## Data:
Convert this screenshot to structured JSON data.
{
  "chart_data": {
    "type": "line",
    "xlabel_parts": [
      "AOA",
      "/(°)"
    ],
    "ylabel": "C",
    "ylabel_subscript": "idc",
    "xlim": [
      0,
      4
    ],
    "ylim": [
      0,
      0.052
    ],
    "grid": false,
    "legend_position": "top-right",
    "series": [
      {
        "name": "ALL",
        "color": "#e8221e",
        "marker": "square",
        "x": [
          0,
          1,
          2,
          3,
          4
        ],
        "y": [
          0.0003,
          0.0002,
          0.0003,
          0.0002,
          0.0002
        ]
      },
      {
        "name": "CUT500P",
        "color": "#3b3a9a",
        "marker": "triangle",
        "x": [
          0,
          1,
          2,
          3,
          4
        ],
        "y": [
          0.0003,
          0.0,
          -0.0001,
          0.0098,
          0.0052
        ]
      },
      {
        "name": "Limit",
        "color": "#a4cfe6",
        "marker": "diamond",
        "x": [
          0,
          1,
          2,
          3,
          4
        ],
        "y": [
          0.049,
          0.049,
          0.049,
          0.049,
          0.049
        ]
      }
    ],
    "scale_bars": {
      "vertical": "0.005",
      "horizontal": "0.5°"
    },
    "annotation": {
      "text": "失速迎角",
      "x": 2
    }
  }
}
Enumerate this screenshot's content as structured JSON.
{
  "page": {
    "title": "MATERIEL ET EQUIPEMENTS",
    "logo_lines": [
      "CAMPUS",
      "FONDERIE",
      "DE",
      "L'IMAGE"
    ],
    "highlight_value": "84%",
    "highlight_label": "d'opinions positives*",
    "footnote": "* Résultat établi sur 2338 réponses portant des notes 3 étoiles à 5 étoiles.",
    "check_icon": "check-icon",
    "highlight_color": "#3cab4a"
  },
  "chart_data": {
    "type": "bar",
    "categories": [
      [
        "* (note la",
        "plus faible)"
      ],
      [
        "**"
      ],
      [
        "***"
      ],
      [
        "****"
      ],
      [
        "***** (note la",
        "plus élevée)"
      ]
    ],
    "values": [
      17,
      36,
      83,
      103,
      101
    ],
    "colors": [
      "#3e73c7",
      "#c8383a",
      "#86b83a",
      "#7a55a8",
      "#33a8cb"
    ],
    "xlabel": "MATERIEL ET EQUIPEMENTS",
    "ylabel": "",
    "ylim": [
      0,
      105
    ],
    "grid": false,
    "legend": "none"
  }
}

## Task statement:
Search the data for "MATERIEL". Copy every matching line.

## Task output:
    "title": "MATERIEL ET EQUIPEMENTS",
    "xlabel": "MATERIEL ET EQUIPEMENTS",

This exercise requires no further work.